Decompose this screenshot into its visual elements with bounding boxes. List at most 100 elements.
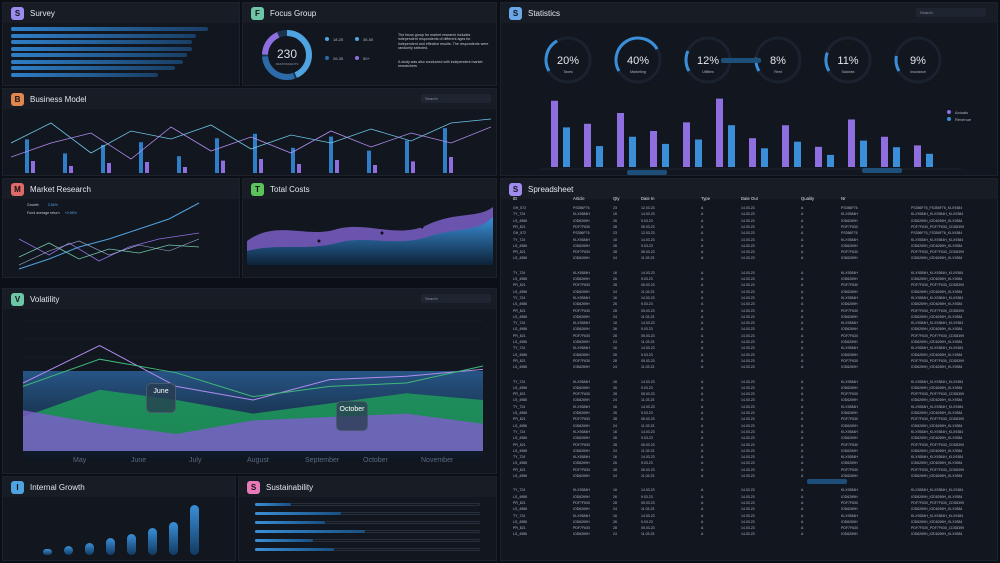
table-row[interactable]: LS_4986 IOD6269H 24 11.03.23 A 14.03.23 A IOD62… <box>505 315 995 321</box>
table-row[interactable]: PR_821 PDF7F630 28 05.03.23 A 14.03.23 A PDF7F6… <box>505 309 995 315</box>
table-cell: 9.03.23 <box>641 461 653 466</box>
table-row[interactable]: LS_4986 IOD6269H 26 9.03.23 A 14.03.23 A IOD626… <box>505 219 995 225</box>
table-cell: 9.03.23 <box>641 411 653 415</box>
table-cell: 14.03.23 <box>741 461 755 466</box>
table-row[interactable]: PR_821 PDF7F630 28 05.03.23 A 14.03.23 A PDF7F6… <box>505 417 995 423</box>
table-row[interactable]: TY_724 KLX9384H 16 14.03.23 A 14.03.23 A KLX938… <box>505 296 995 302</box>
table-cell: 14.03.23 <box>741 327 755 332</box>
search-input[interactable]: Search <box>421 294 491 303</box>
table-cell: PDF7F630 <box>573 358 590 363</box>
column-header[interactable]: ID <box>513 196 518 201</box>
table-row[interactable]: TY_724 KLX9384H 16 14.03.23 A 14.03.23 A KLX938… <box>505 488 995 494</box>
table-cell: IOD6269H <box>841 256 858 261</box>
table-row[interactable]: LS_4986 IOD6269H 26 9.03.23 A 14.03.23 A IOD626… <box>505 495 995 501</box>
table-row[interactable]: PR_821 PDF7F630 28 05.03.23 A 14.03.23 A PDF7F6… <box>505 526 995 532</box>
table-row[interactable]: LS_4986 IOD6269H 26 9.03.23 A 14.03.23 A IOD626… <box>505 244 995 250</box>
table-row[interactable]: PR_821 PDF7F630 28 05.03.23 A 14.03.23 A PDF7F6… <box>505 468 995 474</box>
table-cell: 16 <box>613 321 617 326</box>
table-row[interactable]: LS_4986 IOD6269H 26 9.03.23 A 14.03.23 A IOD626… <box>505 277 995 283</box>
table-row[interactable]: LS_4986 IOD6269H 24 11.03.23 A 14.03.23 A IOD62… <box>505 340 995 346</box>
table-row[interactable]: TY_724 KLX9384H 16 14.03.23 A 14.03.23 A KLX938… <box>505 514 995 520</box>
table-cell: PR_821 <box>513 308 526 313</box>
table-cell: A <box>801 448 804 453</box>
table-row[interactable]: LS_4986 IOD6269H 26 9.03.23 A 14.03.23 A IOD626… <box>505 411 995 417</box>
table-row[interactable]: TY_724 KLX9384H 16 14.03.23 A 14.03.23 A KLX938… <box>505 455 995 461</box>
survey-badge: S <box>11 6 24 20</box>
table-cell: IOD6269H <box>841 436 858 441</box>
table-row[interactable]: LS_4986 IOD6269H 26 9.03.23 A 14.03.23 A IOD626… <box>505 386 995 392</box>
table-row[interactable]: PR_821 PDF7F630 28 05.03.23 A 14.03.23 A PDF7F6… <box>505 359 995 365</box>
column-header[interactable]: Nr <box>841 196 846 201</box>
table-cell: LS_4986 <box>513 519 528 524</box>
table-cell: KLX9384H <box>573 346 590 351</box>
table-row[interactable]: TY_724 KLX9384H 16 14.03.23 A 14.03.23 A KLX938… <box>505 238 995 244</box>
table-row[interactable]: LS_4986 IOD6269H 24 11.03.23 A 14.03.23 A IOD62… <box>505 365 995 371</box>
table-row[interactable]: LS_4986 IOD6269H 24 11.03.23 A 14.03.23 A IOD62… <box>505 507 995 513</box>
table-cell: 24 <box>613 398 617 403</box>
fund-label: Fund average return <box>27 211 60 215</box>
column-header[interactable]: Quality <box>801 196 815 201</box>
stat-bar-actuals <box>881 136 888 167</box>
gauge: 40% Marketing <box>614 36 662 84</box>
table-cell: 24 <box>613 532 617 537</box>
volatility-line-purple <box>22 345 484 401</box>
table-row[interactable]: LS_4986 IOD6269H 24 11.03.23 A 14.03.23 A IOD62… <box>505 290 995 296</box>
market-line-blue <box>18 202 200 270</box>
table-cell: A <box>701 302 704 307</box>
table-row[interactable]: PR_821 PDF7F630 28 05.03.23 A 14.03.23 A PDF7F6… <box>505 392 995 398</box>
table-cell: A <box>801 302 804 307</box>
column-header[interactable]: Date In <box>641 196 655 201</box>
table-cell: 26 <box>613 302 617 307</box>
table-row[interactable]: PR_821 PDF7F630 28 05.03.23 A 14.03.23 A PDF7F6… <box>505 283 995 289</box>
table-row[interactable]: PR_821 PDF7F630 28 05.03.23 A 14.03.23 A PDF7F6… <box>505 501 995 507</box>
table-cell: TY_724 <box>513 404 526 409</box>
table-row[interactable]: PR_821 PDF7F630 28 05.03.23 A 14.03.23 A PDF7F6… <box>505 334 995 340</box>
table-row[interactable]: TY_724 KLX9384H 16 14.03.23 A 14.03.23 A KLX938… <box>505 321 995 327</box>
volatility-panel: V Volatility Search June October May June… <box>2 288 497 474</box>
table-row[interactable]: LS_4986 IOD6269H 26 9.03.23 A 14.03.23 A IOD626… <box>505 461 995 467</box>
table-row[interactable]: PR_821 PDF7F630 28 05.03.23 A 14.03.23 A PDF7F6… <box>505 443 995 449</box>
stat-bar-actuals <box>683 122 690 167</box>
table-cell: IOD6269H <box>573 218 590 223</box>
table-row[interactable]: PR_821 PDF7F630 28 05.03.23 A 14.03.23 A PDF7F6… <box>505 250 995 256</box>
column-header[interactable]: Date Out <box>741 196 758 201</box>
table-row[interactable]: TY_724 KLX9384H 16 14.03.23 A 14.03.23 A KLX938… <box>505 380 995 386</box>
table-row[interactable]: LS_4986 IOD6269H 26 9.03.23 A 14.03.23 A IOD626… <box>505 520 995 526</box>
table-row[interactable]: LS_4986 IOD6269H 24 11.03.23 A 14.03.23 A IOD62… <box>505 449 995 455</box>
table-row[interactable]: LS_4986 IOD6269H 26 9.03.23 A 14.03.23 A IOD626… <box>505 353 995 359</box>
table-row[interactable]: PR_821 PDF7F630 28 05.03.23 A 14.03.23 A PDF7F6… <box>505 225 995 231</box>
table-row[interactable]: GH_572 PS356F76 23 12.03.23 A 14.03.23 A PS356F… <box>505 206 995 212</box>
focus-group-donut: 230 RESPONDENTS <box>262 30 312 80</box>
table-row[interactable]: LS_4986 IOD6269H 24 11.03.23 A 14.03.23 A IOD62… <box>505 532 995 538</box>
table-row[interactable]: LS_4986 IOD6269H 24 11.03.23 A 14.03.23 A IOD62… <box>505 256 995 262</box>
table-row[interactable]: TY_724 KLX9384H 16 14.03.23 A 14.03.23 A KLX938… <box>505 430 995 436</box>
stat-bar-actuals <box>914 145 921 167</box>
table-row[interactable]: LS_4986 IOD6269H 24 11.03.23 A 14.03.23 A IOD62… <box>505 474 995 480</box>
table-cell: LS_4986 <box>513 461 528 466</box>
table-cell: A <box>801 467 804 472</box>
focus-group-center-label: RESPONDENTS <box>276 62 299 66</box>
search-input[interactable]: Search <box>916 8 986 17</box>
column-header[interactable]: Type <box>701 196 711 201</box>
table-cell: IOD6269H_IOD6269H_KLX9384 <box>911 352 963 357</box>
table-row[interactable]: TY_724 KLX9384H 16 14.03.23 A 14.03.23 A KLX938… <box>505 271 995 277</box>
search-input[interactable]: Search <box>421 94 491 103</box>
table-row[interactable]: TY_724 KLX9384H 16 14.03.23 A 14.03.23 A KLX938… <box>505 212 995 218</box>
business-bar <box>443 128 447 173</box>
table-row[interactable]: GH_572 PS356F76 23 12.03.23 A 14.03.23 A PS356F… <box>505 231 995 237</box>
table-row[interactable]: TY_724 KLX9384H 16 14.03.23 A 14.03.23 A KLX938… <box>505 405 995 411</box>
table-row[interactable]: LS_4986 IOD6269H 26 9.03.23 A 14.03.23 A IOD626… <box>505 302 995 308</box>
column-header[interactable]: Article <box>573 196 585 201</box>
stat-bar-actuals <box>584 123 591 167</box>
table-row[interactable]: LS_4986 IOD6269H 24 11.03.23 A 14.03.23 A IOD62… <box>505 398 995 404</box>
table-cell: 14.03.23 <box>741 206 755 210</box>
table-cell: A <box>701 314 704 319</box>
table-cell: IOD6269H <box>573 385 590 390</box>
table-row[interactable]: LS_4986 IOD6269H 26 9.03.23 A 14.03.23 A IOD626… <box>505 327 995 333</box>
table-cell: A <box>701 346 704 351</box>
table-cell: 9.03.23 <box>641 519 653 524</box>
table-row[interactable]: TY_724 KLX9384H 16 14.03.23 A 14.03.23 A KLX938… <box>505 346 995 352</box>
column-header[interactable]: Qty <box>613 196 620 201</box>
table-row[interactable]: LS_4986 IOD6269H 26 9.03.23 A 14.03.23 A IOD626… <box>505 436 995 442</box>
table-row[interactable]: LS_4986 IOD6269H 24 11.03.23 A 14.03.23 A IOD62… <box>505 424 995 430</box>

---

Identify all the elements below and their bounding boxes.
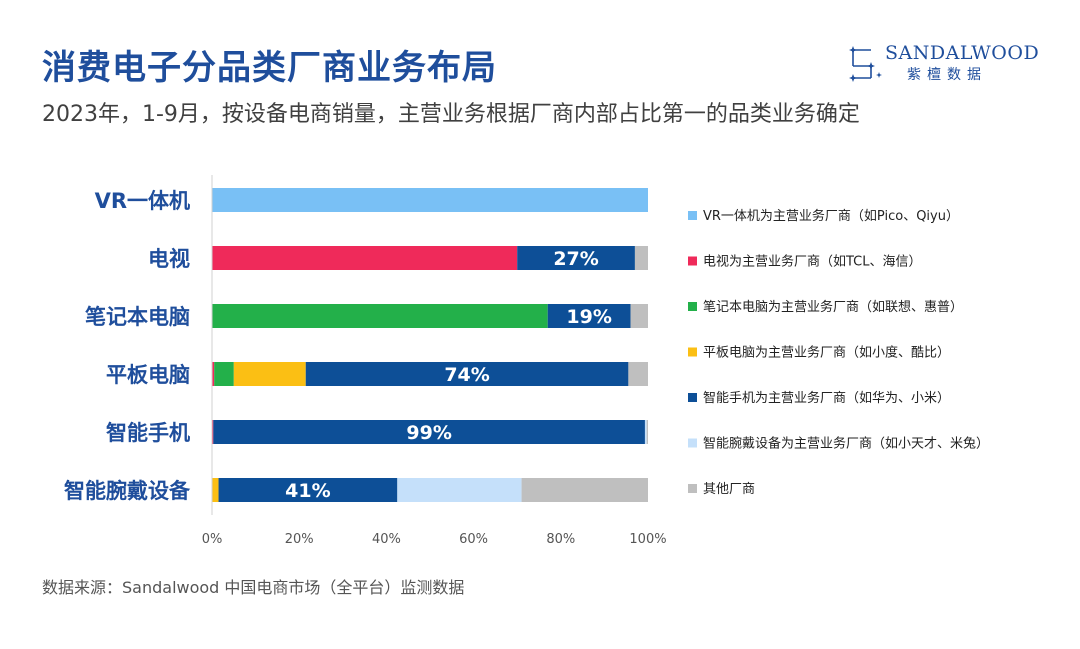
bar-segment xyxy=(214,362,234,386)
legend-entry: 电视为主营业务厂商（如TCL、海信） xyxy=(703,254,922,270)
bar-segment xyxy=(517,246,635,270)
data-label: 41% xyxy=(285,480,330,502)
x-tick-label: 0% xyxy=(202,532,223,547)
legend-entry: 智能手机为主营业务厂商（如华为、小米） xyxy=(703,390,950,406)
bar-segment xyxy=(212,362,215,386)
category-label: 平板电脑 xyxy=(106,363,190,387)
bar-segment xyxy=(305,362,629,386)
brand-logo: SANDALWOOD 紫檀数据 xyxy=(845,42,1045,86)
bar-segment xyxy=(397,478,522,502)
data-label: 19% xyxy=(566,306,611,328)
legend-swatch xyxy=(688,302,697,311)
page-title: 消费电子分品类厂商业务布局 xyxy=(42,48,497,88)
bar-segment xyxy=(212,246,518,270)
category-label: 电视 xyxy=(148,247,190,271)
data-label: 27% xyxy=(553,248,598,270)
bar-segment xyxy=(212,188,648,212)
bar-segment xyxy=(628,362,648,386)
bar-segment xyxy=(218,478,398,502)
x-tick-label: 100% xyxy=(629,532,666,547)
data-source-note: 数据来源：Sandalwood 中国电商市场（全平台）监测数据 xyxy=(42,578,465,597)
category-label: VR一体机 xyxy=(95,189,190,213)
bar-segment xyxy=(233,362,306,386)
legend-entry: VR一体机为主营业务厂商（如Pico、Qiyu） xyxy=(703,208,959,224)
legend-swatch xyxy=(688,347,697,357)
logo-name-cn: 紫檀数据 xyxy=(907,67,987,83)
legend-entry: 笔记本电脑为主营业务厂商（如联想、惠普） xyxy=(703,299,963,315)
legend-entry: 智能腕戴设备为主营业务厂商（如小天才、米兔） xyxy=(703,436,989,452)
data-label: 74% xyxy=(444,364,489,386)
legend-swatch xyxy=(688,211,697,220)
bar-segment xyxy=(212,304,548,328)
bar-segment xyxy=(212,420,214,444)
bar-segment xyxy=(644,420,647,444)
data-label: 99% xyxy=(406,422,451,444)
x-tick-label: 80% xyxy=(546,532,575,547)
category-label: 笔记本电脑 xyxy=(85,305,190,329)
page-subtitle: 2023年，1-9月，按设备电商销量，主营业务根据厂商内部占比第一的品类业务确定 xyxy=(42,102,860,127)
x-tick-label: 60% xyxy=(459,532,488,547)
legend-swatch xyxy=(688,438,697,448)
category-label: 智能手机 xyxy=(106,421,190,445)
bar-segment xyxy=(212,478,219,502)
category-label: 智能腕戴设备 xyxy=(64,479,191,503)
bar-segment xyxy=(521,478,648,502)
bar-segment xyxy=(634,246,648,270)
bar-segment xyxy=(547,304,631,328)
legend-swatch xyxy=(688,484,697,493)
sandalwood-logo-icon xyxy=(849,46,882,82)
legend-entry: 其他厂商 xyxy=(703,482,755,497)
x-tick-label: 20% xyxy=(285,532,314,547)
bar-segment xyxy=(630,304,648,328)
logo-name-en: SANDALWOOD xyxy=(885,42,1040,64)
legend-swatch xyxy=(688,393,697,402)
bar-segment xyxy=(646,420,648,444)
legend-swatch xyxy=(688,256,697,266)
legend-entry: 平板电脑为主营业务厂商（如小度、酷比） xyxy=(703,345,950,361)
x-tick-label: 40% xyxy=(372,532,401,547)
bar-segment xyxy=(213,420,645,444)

...

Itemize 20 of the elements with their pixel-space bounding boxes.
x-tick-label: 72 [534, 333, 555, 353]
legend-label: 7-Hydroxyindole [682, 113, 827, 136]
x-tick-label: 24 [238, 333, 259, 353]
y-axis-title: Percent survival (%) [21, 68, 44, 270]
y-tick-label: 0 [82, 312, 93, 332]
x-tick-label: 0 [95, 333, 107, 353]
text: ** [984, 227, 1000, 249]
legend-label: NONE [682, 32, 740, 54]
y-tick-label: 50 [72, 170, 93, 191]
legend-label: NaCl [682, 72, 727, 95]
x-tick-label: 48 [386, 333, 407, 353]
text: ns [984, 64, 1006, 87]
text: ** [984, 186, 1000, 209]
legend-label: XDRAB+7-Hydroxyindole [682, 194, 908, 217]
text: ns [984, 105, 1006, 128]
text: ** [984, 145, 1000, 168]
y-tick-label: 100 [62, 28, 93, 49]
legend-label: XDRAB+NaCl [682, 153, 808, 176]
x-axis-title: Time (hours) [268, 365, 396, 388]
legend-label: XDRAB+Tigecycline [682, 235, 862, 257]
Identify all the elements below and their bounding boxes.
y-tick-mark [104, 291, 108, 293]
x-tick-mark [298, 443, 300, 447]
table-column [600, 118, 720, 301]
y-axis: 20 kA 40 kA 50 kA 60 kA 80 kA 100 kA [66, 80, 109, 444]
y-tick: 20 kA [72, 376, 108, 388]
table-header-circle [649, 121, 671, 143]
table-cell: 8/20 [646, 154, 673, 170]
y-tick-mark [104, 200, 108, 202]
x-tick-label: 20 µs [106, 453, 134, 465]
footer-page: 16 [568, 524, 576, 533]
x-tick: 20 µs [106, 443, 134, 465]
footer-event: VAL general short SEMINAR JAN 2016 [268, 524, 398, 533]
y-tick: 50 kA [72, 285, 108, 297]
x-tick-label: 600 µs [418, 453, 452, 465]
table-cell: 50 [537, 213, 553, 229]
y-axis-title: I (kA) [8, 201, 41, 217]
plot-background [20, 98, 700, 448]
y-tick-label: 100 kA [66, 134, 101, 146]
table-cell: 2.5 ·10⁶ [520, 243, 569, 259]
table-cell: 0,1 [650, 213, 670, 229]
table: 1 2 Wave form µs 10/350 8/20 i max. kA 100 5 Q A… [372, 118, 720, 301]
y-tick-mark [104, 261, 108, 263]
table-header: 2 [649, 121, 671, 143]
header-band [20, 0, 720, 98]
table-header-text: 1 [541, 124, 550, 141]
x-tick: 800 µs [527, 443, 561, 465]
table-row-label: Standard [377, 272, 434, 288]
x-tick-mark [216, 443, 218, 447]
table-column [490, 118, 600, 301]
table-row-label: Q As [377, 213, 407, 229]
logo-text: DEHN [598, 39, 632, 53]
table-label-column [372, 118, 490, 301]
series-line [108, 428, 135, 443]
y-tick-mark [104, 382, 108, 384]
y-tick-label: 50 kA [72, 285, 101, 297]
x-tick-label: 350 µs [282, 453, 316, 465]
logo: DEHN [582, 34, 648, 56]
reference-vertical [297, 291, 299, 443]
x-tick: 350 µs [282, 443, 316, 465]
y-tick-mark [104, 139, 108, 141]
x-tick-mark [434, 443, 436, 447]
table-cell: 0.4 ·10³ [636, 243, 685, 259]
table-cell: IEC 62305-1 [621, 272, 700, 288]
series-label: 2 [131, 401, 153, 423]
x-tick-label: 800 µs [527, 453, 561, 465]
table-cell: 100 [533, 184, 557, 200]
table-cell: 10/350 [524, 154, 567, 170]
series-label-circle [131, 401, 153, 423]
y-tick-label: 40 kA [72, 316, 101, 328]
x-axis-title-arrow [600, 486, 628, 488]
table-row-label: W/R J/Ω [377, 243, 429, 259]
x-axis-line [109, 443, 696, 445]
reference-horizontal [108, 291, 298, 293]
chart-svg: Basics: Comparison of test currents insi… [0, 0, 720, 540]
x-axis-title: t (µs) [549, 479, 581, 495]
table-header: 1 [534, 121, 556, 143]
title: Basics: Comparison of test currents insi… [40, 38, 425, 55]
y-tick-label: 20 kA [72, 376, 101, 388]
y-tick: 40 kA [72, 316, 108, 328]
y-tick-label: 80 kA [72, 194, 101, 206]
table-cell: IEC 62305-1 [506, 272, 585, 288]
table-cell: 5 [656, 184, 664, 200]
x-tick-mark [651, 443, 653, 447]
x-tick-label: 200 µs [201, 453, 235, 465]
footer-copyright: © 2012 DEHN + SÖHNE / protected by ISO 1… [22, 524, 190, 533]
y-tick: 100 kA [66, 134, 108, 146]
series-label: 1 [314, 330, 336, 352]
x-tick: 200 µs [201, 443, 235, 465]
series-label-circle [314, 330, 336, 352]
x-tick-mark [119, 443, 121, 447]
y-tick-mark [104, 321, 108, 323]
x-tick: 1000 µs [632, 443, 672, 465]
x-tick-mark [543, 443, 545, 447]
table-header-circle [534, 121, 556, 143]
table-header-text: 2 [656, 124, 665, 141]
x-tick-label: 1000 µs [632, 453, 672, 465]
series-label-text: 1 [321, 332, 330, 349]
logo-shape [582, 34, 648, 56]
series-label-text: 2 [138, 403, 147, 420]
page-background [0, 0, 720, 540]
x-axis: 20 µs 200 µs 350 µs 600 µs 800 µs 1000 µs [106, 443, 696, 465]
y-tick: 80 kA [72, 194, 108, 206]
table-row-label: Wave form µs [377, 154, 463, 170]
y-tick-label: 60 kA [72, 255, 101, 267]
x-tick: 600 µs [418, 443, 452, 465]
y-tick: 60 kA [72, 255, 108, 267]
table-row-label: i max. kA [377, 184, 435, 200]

• EXERCISE:
Format the listing lines starting at the one containing "Itemize 20 of" and ending at the one containing "legend-label: XDRAB+7-Hydroxyindole [682, 194, 908, 217]" as a Markdown table. Use a Row column for a running number and an Entry column for each line, and drop any blank lines.

• SOLUTION TO THIS TASK:
| Row | Entry |
|---|---|
| 1 | Itemize 20 of the elements with their pixel-space bounding boxes. |
| 2 | x-tick-label: 72 [534, 333, 555, 353] |
| 3 | legend-label: 7-Hydroxyindole [682, 113, 827, 136] |
| 4 | x-tick-label: 24 [238, 333, 259, 353] |
| 5 | y-axis-title: Percent survival (%) [21, 68, 44, 270] |
| 6 | y-tick-label: 0 [82, 312, 93, 332] |
| 7 | x-tick-label: 0 [95, 333, 107, 353] |
| 8 | text: ** [984, 227, 1000, 249] |
| 9 | legend-label: NONE [682, 32, 740, 54] |
| 10 | y-tick-label: 50 [72, 170, 93, 191] |
| 11 | legend-label: NaCl [682, 72, 727, 95] |
| 12 | x-tick-label: 48 [386, 333, 407, 353] |
| 13 | text: ns [984, 64, 1006, 87] |
| 14 | text: ** [984, 186, 1000, 209] |
| 15 | legend-label: XDRAB+7-Hydroxyindole [682, 194, 908, 217] |